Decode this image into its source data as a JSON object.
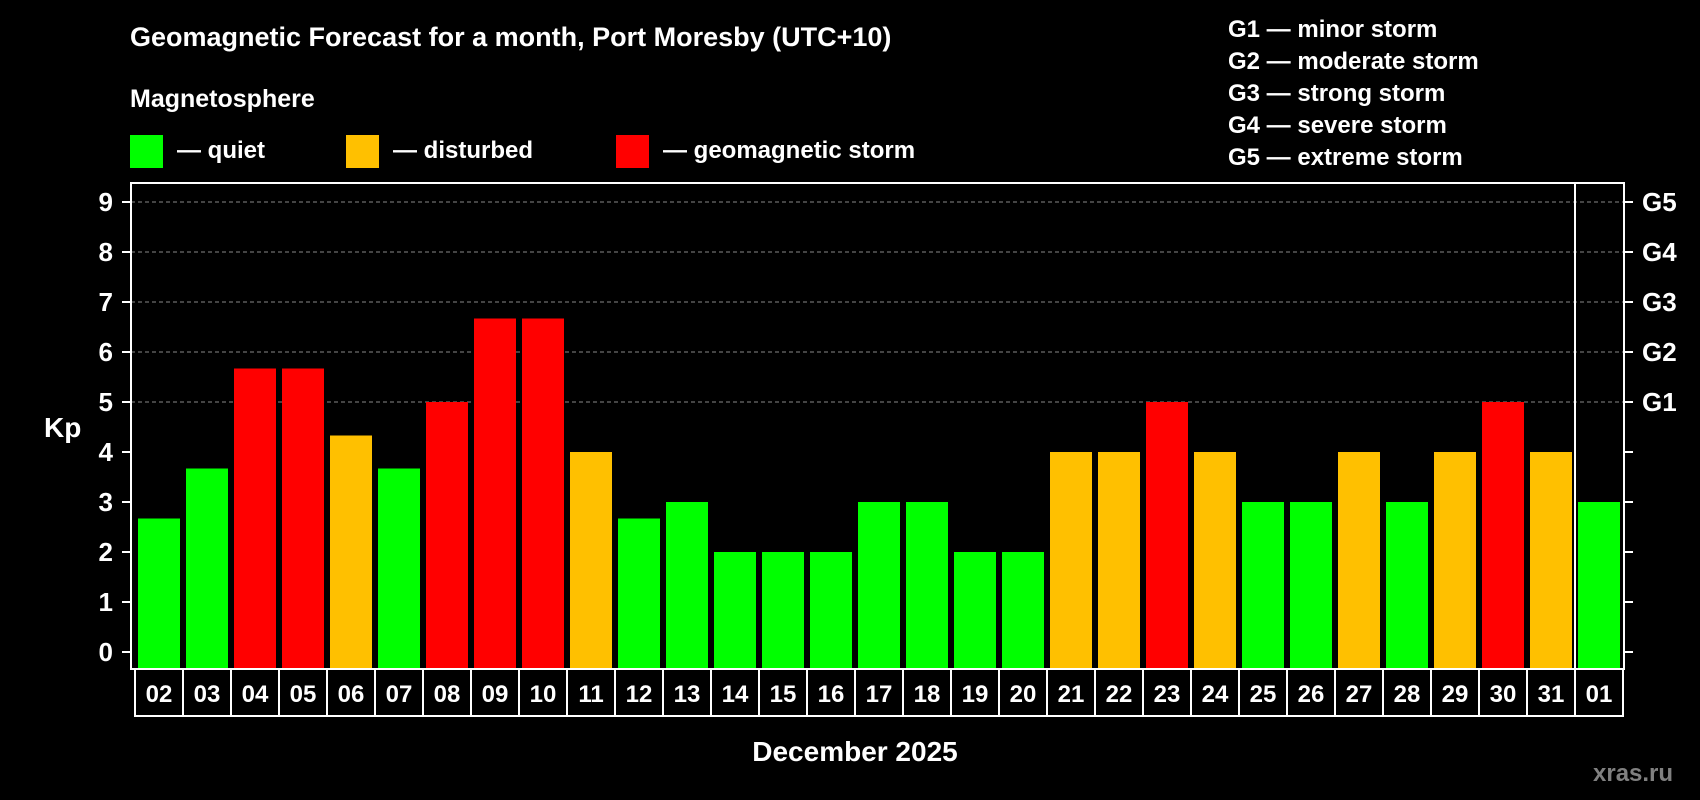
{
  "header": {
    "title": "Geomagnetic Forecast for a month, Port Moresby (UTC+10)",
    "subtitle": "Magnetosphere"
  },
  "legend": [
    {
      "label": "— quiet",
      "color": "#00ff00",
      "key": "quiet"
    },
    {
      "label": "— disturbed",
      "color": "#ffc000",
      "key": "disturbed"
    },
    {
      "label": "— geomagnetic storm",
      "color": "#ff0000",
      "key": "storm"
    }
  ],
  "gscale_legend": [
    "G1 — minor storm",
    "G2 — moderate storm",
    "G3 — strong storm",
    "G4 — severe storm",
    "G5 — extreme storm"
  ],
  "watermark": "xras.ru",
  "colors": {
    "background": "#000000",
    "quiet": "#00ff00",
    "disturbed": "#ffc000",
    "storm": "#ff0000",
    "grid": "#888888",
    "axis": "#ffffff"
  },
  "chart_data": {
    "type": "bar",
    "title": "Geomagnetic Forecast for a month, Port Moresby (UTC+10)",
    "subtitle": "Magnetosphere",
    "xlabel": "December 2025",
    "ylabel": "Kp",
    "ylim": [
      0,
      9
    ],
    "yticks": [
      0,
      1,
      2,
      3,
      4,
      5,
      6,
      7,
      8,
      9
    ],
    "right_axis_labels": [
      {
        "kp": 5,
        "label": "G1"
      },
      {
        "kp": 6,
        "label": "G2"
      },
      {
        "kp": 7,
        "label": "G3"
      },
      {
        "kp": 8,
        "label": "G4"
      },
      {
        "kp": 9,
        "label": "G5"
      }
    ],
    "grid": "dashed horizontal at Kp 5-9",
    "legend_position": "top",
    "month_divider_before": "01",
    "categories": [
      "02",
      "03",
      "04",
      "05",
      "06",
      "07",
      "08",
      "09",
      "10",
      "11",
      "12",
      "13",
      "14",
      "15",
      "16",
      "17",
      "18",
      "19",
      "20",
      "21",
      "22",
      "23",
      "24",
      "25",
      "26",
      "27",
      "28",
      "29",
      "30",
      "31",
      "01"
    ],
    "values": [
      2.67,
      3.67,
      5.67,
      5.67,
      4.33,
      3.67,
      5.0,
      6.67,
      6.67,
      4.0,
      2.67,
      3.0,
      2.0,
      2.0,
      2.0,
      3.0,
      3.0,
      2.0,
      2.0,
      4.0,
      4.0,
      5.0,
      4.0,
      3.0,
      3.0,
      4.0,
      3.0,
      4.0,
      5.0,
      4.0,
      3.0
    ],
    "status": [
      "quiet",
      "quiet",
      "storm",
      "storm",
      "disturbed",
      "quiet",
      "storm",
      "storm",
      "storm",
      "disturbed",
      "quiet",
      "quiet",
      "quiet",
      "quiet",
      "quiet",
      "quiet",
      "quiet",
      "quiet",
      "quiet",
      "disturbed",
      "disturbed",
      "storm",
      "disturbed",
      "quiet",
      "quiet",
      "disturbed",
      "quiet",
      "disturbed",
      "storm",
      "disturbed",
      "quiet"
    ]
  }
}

+ + + + +

### Short exercise
Identify the lines in the entries that hold "grid" and return each one.

### Problem solution
    "grid": "#888888",
    "grid": "dashed horizontal at Kp 5-9",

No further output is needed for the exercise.